▶ **Exercise brief**
Identify the lines that contain the word "name", then copy them.

▶ **Input records**
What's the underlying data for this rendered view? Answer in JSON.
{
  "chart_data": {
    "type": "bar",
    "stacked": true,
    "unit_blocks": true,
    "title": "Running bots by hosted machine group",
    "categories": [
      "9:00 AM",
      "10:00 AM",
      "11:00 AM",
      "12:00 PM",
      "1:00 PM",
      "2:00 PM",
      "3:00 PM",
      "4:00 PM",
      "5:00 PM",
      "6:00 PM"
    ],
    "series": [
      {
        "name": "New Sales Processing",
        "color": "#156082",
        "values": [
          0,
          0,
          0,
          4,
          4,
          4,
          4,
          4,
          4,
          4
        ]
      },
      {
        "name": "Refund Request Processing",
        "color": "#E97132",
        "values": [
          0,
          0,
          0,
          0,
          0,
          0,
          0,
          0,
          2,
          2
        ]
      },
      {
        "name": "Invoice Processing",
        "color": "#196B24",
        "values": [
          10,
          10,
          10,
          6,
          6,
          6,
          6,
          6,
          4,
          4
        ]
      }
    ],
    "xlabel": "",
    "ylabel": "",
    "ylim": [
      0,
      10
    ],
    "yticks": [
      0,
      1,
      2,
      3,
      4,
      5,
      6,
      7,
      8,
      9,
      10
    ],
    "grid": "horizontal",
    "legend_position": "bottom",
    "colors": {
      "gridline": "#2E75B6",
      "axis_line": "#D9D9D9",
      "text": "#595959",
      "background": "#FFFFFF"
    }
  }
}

▶ **Exercise response**
        "name": "New Sales Processing",
        "name": "Refund Request Processing",
        "name": "Invoice Processing",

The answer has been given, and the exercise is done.